■ Page extract ■

(This was written on Thursday of last week and has been sitting as a draft ever since, sorry!)
So, even though I am leaving on a bus for Chicago at midnight tonight and have yet to pack or really do any sort of prep (aside from thinking about all the things I have yet to do), last night Drew and I made the time to meet my parents at the Cleveland Museum of Art to attend a performance of 13 Most Beautiful.
I’ll be totally honest — I had a bad day yesterday, was super freaked out about not being ready for my trip (I’m attending the second annual Chicago Zine Fest and, as of last night, had yet to make any copies of anything for the table that I’m sharing with my pal Jami), and actually called my dad and asked him point blank if the performance was going to be “boring.” Long story short, I was being a huge brat yesterday and this wasn’t boring at all. It was (forgive what is sure to become an overuse of the following word) beautiful.

■ Data entries ■
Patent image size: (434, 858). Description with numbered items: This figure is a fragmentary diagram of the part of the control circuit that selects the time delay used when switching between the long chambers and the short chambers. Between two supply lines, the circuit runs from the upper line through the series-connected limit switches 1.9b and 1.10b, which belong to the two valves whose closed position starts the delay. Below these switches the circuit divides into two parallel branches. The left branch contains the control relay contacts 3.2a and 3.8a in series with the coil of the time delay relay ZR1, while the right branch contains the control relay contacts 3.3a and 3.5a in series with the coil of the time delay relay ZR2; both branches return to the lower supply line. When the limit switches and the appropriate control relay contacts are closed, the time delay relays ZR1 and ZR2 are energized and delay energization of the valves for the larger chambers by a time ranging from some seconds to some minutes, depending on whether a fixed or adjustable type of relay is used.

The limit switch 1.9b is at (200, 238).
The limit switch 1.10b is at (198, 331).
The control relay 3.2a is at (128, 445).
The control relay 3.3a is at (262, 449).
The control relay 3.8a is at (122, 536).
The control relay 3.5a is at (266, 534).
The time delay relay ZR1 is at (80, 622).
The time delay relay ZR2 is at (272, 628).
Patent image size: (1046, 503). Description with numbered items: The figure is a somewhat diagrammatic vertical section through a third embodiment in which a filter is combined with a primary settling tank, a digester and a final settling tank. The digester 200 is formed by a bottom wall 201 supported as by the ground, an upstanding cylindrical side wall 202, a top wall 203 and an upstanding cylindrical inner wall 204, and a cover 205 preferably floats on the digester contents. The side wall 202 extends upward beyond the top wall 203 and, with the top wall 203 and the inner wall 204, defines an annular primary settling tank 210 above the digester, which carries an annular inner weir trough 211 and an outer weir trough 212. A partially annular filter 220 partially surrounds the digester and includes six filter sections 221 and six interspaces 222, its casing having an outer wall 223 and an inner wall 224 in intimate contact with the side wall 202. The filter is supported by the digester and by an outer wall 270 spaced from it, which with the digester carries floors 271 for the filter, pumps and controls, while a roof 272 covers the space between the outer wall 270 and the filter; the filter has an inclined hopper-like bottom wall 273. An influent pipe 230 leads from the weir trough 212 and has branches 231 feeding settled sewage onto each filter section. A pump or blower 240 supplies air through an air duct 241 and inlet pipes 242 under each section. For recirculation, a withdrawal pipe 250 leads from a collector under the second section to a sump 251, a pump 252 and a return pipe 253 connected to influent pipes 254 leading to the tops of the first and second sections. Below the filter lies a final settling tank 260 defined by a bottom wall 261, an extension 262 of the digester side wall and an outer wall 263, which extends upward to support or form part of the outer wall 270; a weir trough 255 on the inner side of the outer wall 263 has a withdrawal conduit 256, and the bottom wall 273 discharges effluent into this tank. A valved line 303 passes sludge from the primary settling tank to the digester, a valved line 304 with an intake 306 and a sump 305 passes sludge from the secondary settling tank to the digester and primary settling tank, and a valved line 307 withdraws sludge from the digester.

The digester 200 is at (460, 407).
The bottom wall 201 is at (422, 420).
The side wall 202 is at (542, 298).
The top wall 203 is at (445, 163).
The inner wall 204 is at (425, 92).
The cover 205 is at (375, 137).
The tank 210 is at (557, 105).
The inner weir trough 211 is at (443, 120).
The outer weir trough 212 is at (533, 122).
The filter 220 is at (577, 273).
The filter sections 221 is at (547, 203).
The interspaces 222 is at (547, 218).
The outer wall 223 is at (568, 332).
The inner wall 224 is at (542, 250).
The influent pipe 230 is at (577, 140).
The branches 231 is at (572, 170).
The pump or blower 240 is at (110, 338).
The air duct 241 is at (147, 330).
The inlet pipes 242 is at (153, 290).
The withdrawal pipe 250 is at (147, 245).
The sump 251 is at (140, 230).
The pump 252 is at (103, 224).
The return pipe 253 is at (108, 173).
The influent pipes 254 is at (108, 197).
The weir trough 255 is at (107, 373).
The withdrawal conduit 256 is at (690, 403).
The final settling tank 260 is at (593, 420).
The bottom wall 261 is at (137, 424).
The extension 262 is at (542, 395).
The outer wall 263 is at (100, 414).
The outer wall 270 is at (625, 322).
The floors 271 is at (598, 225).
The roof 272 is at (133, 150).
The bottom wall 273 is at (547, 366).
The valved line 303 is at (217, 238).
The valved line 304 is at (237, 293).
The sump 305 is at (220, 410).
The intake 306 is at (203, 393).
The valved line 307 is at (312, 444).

■ Exercises to complete ■
• A. For the museum performance post, state whether each statement agrees with it, answering yes or no and quoting the words that decide it. (i) The writer went to the performance with Drew and the writer's parents. (ii) The writer had already made copies for the zine fest table before the performance. (iii) The writer found the performance boring.
• B. Carry on the museum performance post, starting right after its final sentence.
The listing was taken from a separate source.

■ Final answers ■
• A.
(i) Yes: "Drew and I made the time to meet my parents at the Cleveland Museum of Art to attend a performance of 13 Most Beautiful."
(ii) No: "as of last night, had yet to make any copies of anything for the table"
(iii) No: "this wasn’t boring at all"

• B.
13 Most Beautiful is a screening of 13 of Andy Warhol’s screen tests accompanied by a performance of originals and covers. Growing up, I went through this Warhol thing, like a lot of weird nerdy teenagers probably do. I think a lot of young people of a certain background key into Warhol as an admirable figure because he was able to (as my dad, quoting Hugh Hefner, would say) “create his own subculture and become the center of it.” I remember being a teenager, reading POPism and thinking, “This guys rules!” I also remember, later, listening to a tape installation at the Warhol museum that allowed you to pick up a phone and “overhear” phone conversations that Andy had obsessively taped and thinking, “This guy is a total dick and I kind of hate him right now!” (The conversation I “overheard” involved Andy tormenting a girl to the point of tears by iterating all the reasons she would never fit in with the Factory crowd.) I think that falling in and, subsequently, out with Warhol are definitely key processes in coming of age for very certain types of people.
I guess what I’m getting at is that my feelings about Warhol have warmed and cooled over the years. And, as an adult, I find myself in a place where I no longer admire him unabashedly, but instead approach his work not only with a more critical eye, but with a more nuanced understanding of the ways in which our privileges intersect with our lived experiences to impact the lives we live and the art we make.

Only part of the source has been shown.